CI: Use VMs provided by DigitalOcean FOSS support effort, and document the lessons learned

jimklimov commented 10 months ago

Follow-up to #869 and #1729: since Dec 2022 NUT was accepted into DO sponsorship, although at a lowest tier (aka "testing phase") which did not allow for sufficiently "strong" machines for migration of all workloads from Fosshost VMs, until we took steps to promote the relationship in NUT media materials. This fell through the cracks a bit, due to other project endeavours - but as I was recently reminded, there is some follow-up to do on our side.

In order to keep the open source sponsorship program running it means a lot when you are able to do your best in sharing how DigitalOcean has supported your community. This can come in the form of social media mentions or better yet a technical walkthrough of how the infrastructure has been set up such as to satisfy your specific needs so others may learn and do the same. Anything of this sort would be greatly appreciated to keep this going. For git provider mentions such as adding our logo to your ReadMe file, please see the Sponsorship Attribution Guide which includes different versions of the DigitalOcean logo, link suggestions, and ready-to-use code snippets.

... the testing phase in order to understand that project maintainers are not just looking to get support but also willing to work with us as a community by also fulfilling the deliverables. Even though we genuinely want to support the open source ecosystem however, our humble ask in return for a credit grant should be worked on and that's why we rolled out the testing phase. At least starting with social media mentions, adding logo to GitHub repository as well as project's website if any, it shows the support means a lot to you.

https://opensource.nyc3.cdn.digitaloceanspaces.com/attribution/index.html

https://www.digitalocean.com/open-source/credits-for-projects

jimklimov commented 10 months ago

Posted a nut-website update for:

Website re-rendition pending...

jimklimov commented 10 months ago

Thanks to suggestions in offline parts of this discussion, several text resources of the NUT project should now (or soon) suggest that users/contributors "star" it on GitHub as a metric useful for sponsor consideration, including:

README (per #2194)
github forms (checklist for PR submission)
project description
nut-website

jimklimov commented 9 months ago

Updated DO URLs with referral campaign ID which gives bonus credits both to new DO users and to NUT CI farm account, if all goes well.

jimklimov commented 9 months ago

Bookmarking https://www.digitalocean.com/blog/custom-images et al subject:

https://openindiana.org/downloads/ => https://dlc.openindiana.org/isos/hipster/20231027/OI-hipster-cloudimage.img.gz - OI distro-provided cloud images (detailed at https://www.openindiana.org/announcements/openindiana-hipster-2023-04-announcement/ release notes, though not at later ones)
https://omnios.org/download => https://downloads.omnios.org/media/lts/omnios-r151046.cloud.vmdk (LTS) or https://downloads.omnios.org/media/stable/omnios-r151048.cloud.vmdk (recent stable) or daily "bloody" images like https://downloads.omnios.org/media/bloody/omnios-bloody-20231209.cloud.vmdk
https://ptribble.blogspot.com/2021/04/running-tribblix-on-digital-ocean.html - notes on custom image creation, may involve https://github.com/illumos/metadata-agent
https://dev.to/nabbisen/custom-openbsd-droplet-on-digitalocean-4a9o - piggyback OpenBSD via FreeBSD images (no longer offered by default on DO)

## Work instructions
1 – From the DigitalOcean sponsorship thread, reproduce the passage that begins with the words containing "Thanks to suggestions" and ends with "all goes well.".
2 – According to the DigitalOcean sponsorship thread, what tier of the sponsorship program was NUT first accepted into?
3 – Write the next part of the DigitalOcean sponsorship thread, picking up after its last line.

## Material provided
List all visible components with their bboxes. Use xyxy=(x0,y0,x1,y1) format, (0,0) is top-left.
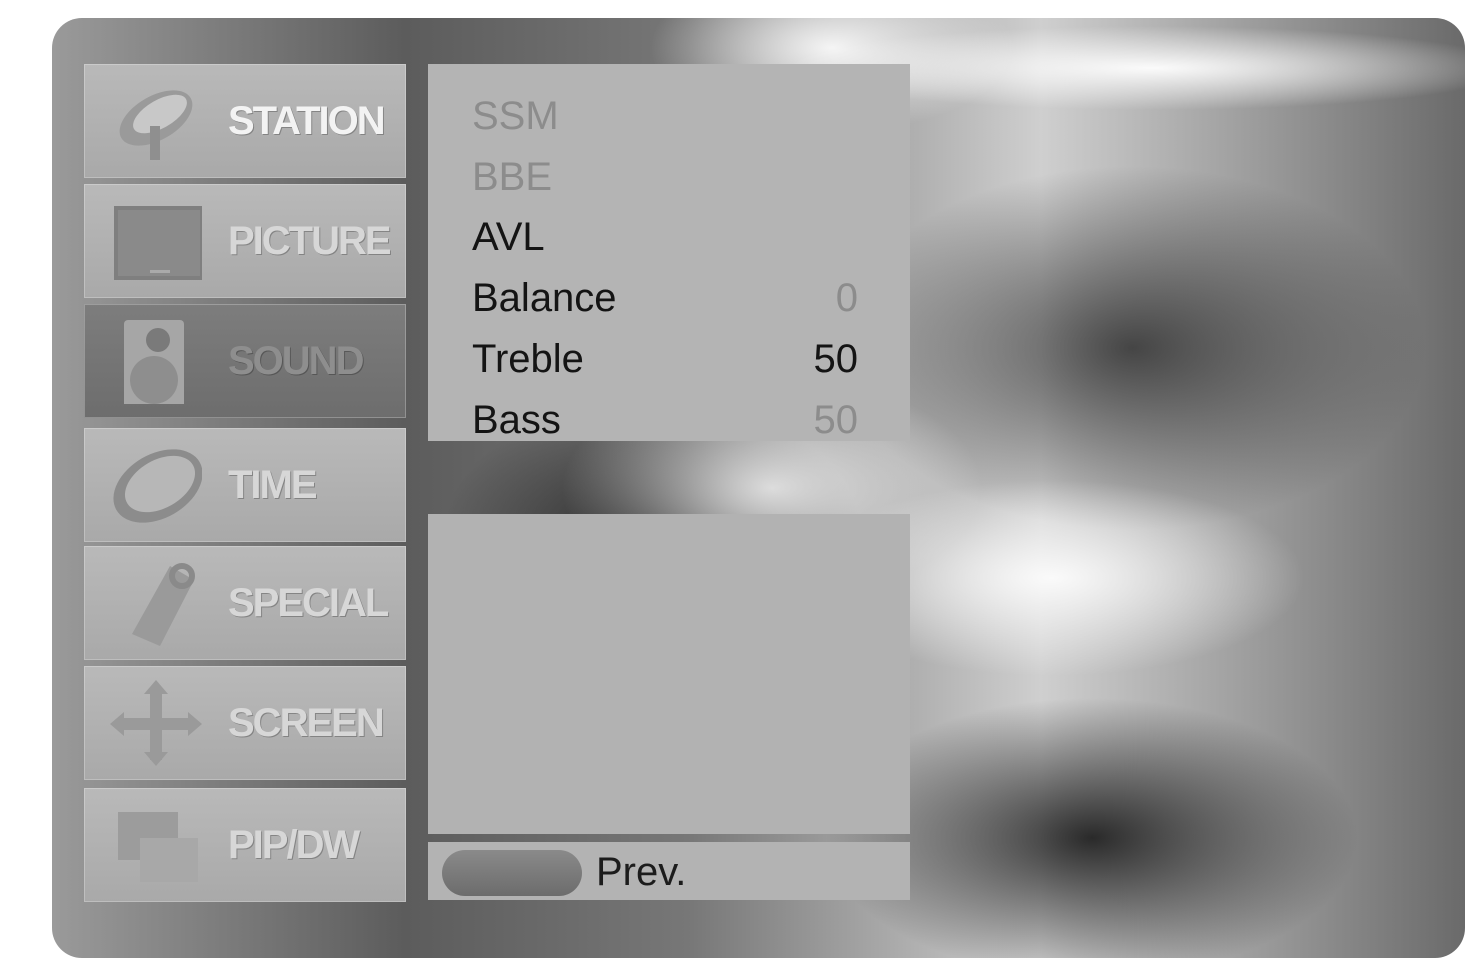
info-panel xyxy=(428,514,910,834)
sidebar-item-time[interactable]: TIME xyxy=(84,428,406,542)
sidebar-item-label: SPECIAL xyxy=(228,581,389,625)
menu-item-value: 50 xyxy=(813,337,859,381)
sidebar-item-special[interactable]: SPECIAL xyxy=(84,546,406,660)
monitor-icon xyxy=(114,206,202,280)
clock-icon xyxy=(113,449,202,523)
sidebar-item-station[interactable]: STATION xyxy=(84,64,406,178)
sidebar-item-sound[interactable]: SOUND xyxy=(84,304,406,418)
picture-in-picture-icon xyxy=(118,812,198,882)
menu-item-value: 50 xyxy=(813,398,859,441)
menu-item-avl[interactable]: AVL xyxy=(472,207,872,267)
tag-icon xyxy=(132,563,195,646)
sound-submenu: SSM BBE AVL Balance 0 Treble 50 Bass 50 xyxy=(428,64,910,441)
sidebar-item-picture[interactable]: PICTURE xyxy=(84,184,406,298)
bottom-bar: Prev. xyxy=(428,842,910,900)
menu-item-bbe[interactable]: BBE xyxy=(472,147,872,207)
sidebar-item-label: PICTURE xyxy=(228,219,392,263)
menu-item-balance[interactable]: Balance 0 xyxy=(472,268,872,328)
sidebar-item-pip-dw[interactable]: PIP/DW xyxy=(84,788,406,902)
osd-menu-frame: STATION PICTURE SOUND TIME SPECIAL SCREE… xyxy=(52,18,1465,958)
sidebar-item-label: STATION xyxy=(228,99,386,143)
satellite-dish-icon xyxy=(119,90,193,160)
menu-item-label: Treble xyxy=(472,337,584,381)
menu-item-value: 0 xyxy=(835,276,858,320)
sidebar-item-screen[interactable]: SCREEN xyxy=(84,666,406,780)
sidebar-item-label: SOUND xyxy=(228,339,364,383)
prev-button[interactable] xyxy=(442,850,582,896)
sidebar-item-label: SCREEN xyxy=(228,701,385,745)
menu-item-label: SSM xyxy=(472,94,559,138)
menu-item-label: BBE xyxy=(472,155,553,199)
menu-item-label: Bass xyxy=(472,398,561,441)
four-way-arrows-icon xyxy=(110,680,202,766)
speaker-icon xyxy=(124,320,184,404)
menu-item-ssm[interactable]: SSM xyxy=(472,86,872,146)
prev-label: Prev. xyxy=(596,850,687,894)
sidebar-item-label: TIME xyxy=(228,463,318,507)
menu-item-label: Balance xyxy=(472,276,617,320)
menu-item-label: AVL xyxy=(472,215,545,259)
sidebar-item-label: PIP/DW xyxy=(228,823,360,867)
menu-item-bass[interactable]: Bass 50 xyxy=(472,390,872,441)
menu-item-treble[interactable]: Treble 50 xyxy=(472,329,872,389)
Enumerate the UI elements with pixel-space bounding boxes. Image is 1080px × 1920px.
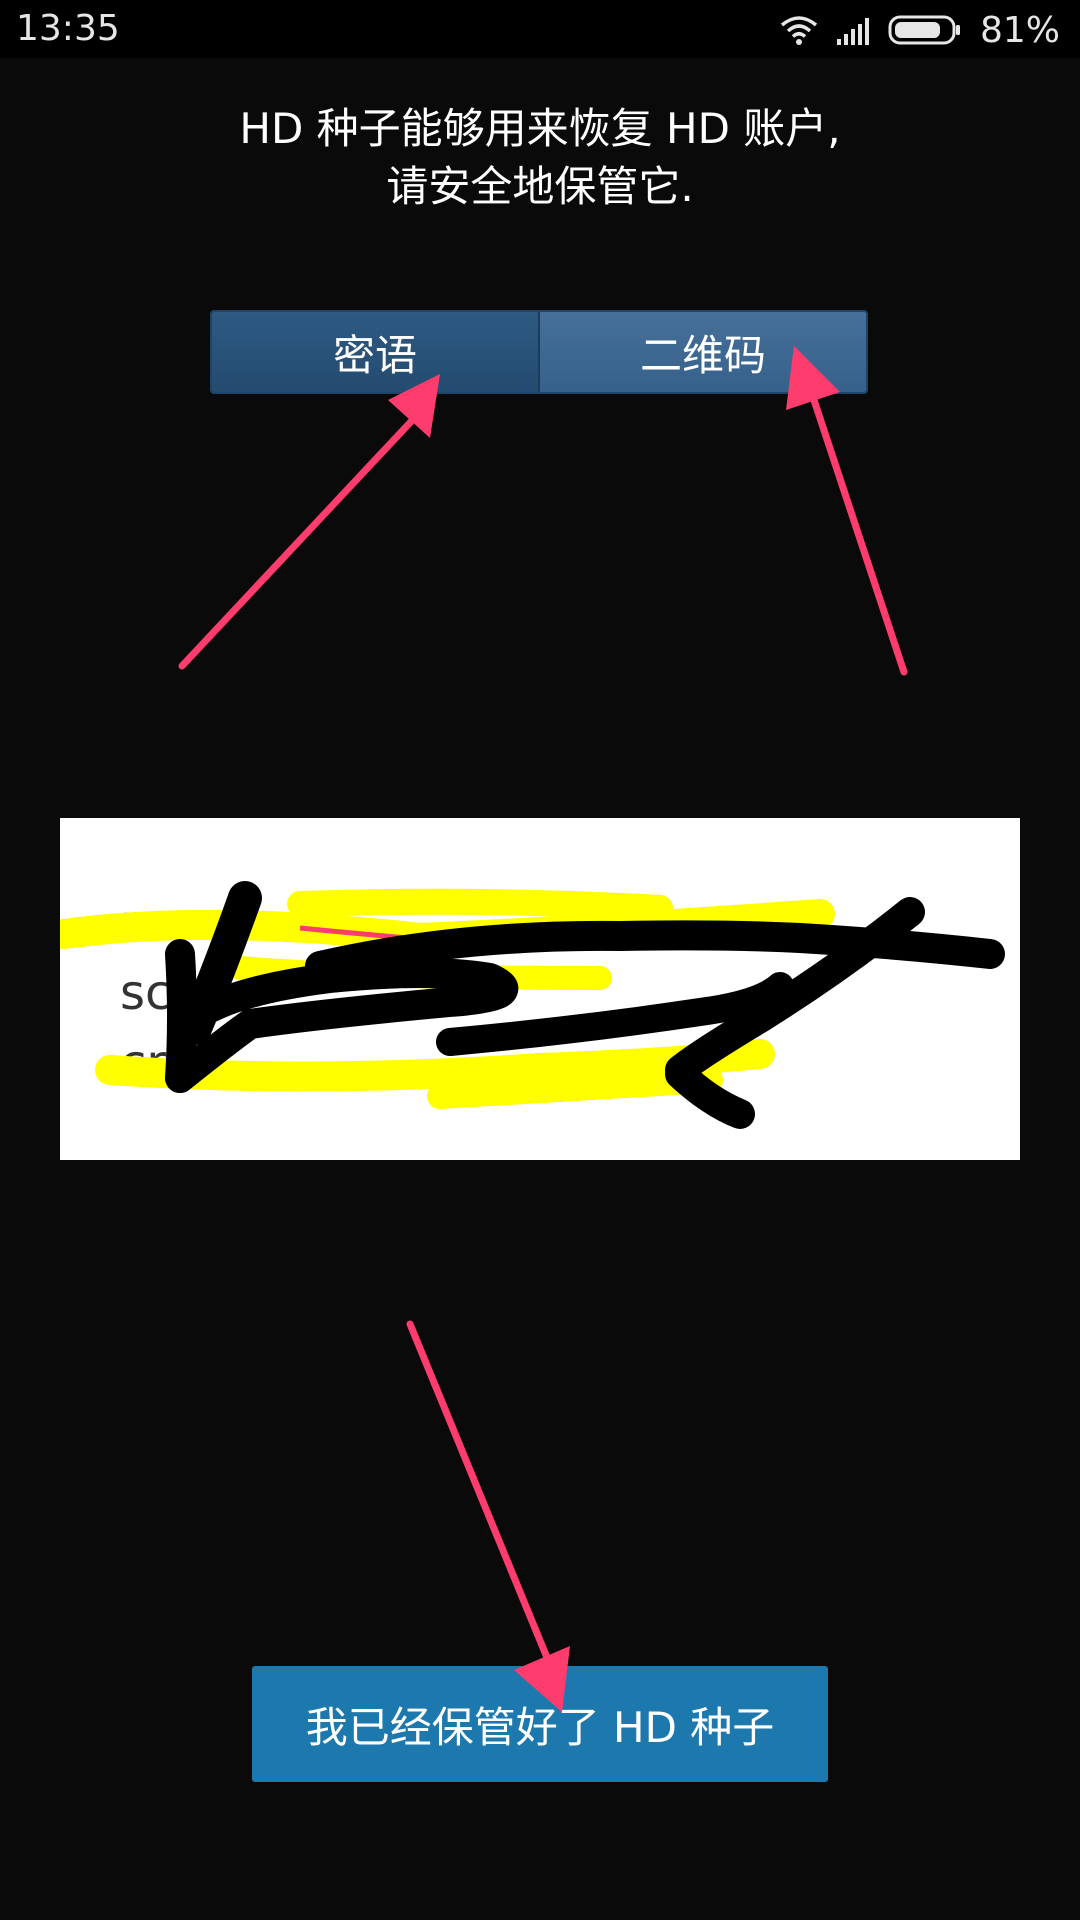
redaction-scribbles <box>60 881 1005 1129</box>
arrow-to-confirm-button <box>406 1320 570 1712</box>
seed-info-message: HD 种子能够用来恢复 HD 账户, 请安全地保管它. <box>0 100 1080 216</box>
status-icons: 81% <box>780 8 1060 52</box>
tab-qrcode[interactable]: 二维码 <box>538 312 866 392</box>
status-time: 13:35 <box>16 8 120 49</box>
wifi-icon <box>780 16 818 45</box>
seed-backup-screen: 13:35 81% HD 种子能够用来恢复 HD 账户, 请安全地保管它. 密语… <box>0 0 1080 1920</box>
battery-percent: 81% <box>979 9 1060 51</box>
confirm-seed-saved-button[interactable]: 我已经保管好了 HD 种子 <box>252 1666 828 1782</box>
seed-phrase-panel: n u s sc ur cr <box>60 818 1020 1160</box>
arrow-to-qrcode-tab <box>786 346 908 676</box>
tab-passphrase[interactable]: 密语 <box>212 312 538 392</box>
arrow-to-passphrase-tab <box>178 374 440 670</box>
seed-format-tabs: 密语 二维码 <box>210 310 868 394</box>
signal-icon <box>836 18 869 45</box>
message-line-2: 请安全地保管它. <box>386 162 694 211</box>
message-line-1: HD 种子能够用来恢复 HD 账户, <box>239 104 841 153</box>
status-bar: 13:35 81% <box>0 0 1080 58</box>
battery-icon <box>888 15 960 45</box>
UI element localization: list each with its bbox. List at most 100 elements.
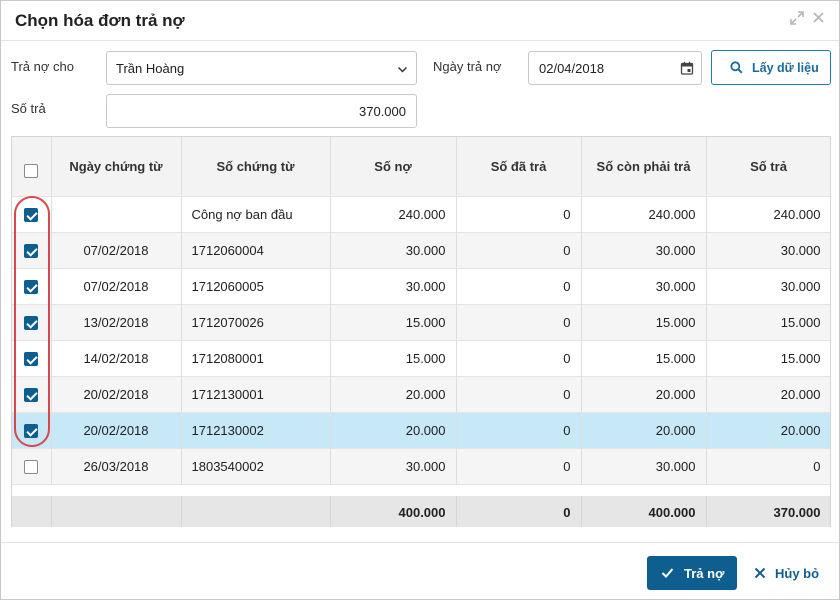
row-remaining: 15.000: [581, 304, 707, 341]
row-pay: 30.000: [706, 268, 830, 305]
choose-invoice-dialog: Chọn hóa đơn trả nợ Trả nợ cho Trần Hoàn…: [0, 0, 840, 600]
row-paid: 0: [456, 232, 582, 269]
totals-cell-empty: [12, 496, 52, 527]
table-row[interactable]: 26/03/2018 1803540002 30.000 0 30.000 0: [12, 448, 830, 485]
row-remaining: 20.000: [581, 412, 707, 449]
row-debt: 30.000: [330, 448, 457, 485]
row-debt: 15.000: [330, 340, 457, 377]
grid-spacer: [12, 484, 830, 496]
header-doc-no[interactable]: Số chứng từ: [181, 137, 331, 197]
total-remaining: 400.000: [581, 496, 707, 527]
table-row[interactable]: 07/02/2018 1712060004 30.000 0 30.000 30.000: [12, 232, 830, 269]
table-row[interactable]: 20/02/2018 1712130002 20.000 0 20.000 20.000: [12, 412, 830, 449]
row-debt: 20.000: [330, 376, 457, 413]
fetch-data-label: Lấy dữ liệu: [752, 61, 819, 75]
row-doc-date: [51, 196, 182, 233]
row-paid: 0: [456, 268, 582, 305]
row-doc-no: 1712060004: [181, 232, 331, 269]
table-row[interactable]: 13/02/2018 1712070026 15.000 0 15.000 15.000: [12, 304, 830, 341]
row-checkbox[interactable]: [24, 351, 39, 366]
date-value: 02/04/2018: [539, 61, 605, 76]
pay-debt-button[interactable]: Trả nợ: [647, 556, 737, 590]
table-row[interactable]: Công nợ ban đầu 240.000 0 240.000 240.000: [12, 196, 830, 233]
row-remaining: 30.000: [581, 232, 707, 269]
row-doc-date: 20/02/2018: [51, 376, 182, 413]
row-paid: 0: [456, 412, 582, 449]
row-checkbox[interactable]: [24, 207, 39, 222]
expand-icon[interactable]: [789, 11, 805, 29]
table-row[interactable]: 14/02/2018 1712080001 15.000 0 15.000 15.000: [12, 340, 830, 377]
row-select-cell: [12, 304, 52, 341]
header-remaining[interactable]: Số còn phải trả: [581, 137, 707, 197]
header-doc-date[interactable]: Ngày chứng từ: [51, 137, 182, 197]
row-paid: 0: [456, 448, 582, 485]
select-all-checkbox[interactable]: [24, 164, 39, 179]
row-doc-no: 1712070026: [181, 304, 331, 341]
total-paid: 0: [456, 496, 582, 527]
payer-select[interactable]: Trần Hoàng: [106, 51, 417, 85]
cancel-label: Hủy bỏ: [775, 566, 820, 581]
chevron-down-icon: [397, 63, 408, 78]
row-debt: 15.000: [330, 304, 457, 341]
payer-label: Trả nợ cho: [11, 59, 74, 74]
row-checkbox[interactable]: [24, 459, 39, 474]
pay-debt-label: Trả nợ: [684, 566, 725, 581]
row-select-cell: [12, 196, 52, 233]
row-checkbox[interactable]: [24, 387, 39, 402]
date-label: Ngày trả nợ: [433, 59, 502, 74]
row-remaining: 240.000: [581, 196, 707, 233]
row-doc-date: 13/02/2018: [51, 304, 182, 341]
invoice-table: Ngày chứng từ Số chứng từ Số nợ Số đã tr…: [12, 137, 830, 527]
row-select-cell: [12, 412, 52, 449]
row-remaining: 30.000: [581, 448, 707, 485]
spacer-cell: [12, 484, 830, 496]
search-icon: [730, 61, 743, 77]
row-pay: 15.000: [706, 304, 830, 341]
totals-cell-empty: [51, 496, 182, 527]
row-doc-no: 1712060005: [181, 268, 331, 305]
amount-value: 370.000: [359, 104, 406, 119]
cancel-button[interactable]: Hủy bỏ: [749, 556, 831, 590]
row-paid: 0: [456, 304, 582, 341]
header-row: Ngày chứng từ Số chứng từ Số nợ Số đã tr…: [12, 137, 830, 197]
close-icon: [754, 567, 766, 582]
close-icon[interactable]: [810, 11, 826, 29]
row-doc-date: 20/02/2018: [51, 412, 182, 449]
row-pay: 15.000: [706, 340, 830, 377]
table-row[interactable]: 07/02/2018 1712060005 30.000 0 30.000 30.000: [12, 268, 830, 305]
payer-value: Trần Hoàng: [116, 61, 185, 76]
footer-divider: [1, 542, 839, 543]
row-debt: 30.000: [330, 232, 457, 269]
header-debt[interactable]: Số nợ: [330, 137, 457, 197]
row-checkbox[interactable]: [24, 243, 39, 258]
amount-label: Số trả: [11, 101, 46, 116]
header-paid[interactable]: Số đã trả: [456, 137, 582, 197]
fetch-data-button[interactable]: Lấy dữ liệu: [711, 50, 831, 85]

## Results in order
1 –
Thanks to suggestions in offline parts of this discussion, several text resources of the NUT project should now (or soon) suggest that users/contributors "star" it on GitHub as a metric useful for sponsor consideration, including:

README (per #2194)
github forms (checklist for PR submission)
project description
nut-website

jimklimov commented 9 months ago

Updated DO URLs with referral campaign ID which gives bonus credits both to new DO users and to NUT CI farm account, if all goes well.

2 – The lowest tier, also called the "testing phase."

3 –
https://www.adminbyaccident.com/freebsd/how-to-upload-a-freebsd-custom-image-on-digitalocean/
https://bsd-cloud-image.org/ - A collection of prebuilt *BSD cloud images
https://openzfs.github.io/openzfs-docs/Getting%20Started/Debian/Debian%20Bookworm%20Root%20on%20ZFS.html - on moving our Linux VM onto ZFS root

jimklimov commented 9 months ago

For the purposes of eventually making an article on this setup, can as well start here...

According to the fine print in the scary official docs, DigitalOcean VMs can only use "custom images" in one of a number of virtual HDD formats, which carry an ext3/ext4 filesystem for DO add-ons to barge into for management.

In practice, uploading an OpenIndiana Hipster "cloud" image, also by providing an URL to an image file on the Internet (see above for some collections) sort of worked (status remains "pending" but a VM could be made with it); however following up with an OmniOS image failed (exceeded some limit) - I suppose, after ending the setups with one custom image, it can be nuked and then another used in its place. UPDATE: You have to wait a surprisingly long time, some 15-20 minutes, and additional images suddenly become "Uploaded".

The OI image could be loaded... but that's it - the logo is visible on the DO Rescue Console, as well as some early boot-loader lines ending with a list of supported consoles. I assume it went into the ttya console as present in the hardware, but DO UI does not make it accessible and I did not find quickly if there's REST API or SSH tunnel into serial ports. The console does not come up quickly enough after a VM (re-)boot for any interaction with the loader, if it offers any.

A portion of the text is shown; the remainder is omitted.